## Problem:
Collect each line holding the string "Read".

## Records for the task:
+---+

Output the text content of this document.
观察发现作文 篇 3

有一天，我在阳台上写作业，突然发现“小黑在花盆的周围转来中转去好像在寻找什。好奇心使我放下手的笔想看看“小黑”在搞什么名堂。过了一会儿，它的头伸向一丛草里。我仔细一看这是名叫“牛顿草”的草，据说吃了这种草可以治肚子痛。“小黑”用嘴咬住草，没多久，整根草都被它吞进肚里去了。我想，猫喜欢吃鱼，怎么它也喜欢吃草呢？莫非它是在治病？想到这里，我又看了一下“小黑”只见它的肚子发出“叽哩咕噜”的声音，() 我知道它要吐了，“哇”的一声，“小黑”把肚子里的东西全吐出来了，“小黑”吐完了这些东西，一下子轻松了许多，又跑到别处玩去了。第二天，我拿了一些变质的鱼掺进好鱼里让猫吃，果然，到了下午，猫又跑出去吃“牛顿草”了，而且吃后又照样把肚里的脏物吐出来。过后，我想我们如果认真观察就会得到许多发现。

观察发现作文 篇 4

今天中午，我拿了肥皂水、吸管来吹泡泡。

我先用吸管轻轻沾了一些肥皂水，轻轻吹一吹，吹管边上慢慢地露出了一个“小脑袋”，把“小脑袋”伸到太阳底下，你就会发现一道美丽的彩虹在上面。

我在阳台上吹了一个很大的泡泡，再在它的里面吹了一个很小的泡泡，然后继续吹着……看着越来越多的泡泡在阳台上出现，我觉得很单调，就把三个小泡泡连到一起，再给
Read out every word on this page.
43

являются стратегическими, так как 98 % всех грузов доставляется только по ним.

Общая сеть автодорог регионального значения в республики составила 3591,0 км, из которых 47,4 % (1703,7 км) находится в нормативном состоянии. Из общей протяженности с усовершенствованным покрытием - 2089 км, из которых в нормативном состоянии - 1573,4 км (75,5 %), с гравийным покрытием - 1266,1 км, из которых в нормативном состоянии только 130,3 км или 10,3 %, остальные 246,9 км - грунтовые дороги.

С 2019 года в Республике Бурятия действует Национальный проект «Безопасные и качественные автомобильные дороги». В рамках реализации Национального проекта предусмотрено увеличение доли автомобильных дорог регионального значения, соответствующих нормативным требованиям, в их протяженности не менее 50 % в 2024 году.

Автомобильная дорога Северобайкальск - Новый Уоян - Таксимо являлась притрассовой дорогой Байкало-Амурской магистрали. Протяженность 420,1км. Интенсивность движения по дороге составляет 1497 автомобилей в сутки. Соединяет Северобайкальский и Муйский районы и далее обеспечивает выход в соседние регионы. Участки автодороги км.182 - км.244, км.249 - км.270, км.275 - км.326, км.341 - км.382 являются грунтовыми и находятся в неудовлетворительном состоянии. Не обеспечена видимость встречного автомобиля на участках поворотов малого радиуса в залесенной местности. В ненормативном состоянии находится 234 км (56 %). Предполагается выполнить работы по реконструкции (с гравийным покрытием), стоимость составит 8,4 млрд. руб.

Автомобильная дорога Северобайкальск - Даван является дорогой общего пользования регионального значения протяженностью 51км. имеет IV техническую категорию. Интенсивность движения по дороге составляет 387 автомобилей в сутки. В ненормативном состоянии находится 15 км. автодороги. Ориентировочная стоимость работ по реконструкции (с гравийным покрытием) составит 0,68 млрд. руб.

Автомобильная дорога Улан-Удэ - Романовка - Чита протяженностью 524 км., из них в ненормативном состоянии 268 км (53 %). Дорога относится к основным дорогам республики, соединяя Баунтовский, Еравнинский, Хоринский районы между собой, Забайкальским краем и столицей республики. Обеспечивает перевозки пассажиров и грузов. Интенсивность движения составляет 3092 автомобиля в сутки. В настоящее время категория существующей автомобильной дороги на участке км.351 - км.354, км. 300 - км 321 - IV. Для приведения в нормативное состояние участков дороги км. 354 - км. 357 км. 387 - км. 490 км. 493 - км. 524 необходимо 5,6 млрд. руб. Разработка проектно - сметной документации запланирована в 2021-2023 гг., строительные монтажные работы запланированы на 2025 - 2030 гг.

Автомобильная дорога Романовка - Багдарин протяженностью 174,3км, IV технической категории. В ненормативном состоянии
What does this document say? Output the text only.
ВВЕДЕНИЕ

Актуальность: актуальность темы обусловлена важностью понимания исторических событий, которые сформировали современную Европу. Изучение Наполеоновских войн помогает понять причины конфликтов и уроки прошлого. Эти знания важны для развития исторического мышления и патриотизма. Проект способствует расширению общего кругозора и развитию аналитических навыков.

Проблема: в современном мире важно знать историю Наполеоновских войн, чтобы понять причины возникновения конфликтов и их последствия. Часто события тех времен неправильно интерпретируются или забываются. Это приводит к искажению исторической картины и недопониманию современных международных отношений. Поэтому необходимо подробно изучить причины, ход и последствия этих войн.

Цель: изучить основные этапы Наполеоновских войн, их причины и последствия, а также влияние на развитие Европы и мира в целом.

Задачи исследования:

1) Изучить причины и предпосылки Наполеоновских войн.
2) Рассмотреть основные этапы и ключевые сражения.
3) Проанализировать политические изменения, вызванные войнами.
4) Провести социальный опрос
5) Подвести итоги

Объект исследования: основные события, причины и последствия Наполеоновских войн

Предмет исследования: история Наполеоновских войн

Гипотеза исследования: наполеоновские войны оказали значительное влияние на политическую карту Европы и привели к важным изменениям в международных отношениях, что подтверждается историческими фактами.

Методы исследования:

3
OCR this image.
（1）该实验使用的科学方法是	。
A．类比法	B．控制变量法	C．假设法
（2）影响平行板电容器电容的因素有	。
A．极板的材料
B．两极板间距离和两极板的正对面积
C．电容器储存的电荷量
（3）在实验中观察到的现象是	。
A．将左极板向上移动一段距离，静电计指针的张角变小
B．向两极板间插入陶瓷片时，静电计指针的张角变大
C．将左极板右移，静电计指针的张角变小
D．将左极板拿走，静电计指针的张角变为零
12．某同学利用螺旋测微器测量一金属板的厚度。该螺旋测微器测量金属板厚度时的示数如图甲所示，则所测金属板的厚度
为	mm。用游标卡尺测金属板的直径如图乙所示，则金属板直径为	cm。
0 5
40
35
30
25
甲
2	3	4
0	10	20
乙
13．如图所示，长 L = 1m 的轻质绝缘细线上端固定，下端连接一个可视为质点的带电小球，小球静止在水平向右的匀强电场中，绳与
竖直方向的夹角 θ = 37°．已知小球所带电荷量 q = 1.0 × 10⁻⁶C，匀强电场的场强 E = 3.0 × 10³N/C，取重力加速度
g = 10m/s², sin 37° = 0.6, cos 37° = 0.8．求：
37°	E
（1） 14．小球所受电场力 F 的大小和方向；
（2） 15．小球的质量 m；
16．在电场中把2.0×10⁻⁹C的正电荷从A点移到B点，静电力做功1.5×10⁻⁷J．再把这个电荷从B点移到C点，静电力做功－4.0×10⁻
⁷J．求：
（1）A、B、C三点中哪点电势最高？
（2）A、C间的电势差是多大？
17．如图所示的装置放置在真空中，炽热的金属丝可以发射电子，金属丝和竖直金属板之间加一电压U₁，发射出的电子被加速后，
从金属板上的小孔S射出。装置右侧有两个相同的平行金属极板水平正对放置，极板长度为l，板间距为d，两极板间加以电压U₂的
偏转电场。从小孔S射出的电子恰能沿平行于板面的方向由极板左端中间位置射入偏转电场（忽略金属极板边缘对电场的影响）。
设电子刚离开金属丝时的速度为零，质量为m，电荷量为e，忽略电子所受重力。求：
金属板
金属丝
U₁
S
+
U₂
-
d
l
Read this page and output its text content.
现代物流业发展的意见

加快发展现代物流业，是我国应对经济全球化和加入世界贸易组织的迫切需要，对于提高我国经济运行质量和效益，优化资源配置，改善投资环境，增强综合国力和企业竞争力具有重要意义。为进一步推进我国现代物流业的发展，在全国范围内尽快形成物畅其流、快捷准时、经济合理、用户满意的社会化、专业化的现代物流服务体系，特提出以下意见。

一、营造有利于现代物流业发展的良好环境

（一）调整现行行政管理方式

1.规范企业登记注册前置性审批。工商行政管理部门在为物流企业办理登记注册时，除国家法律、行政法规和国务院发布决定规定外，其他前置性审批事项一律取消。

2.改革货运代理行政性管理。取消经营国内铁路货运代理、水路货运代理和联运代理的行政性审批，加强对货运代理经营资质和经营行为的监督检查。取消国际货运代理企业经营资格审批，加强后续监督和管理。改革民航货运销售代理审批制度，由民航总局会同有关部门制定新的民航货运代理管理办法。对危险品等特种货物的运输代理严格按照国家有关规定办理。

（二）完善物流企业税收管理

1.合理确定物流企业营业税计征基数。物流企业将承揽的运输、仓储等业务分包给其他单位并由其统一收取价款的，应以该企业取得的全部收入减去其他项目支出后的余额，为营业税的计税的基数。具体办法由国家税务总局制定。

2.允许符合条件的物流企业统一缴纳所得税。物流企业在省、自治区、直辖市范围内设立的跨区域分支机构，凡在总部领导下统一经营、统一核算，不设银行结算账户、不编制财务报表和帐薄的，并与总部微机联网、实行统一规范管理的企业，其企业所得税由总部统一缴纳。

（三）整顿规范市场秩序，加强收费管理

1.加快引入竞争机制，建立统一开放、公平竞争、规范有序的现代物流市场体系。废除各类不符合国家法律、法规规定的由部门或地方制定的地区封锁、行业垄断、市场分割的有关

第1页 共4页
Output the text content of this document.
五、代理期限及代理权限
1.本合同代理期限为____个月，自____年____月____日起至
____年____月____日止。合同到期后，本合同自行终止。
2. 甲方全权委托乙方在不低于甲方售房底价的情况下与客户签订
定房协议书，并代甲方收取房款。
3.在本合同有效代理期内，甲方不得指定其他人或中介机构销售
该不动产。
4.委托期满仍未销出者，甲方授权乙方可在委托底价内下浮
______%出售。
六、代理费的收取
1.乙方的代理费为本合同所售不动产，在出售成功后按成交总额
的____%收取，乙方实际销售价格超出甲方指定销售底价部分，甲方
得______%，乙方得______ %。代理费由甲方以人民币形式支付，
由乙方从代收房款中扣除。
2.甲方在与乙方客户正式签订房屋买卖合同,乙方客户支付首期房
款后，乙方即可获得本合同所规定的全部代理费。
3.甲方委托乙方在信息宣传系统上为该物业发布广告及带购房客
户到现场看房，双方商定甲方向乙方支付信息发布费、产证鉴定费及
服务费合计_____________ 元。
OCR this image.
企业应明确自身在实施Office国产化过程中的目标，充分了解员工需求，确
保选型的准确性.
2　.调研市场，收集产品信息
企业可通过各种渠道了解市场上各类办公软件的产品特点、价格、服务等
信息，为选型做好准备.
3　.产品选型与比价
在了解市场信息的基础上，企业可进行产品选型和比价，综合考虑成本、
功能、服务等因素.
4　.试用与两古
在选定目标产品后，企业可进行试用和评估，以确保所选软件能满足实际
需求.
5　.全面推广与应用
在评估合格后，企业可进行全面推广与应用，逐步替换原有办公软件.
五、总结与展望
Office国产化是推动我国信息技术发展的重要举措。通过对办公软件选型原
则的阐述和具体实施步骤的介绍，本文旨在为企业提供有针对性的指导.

+---+

## Exercise result:
Read out every word on this page.
Read this page and output its text content.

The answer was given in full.